## Begin

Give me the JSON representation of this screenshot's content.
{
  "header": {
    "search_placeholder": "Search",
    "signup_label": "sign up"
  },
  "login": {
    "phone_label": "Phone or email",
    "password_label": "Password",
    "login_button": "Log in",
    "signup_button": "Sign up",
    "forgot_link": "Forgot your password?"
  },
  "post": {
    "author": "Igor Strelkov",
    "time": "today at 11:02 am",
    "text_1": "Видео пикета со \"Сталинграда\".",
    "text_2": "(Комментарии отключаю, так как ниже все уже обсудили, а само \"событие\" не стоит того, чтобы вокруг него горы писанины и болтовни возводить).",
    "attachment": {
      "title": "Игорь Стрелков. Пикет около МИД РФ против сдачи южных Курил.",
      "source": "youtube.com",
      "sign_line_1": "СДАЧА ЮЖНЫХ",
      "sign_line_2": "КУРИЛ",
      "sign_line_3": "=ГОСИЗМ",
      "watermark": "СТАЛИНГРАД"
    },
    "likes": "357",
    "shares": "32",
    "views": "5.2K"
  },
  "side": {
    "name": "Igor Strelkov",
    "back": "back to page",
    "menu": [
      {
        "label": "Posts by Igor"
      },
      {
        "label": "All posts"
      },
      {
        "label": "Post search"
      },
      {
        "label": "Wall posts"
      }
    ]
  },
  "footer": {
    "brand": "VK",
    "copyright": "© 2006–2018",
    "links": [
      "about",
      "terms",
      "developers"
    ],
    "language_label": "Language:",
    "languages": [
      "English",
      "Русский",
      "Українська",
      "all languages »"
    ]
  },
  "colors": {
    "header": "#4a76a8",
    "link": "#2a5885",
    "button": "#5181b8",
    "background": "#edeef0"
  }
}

## End

## [Stated problem]
Reproduce the entire listing word for word.

## [Final answer]
Give me the JSON representation of this screenshot's content.
{
  "header": {
    "search_placeholder": "Search",
    "signup_label": "sign up"
  },
  "login": {
    "phone_label": "Phone or email",
    "password_label": "Password",
    "login_button": "Log in",
    "signup_button": "Sign up",
    "forgot_link": "Forgot your password?"
  },
  "post": {
    "author": "Igor Strelkov",
    "time": "today at 11:02 am",
    "text_1": "Видео пикета со \"Сталинграда\".",
    "text_2": "(Комментарии отключаю, так как ниже все уже обсудили, а само \"событие\" не стоит того, чтобы вокруг него горы писанины и болтовни возводить).",
    "attachment": {
      "title": "Игорь Стрелков. Пикет около МИД РФ против сдачи южных Курил.",
      "source": "youtube.com",
      "sign_line_1": "СДАЧА ЮЖНЫХ",
      "sign_line_2": "КУРИЛ",
      "sign_line_3": "=ГОСИЗМ",
      "watermark": "СТАЛИНГРАД"
    },
    "likes": "357",
    "shares": "32",
    "views": "5.2K"
  },
  "side": {
    "name": "Igor Strelkov",
    "back": "back to page",
    "menu": [
      {
        "label": "Posts by Igor"
      },
      {
        "label": "All posts"
      },
      {
        "label": "Post search"
      },
      {
        "label": "Wall posts"
      }
    ]
  },
  "footer": {
    "brand": "VK",
    "copyright": "© 2006–2018",
    "links": [
      "about",
      "terms",
      "developers"
    ],
    "language_label": "Language:",
    "languages": [
      "English",
      "Русский",
      "Українська",
      "all languages »"
    ]
  },
  "colors": {
    "header": "#4a76a8",
    "link": "#2a5885",
    "button": "#5181b8",
    "background": "#edeef0"
  }
}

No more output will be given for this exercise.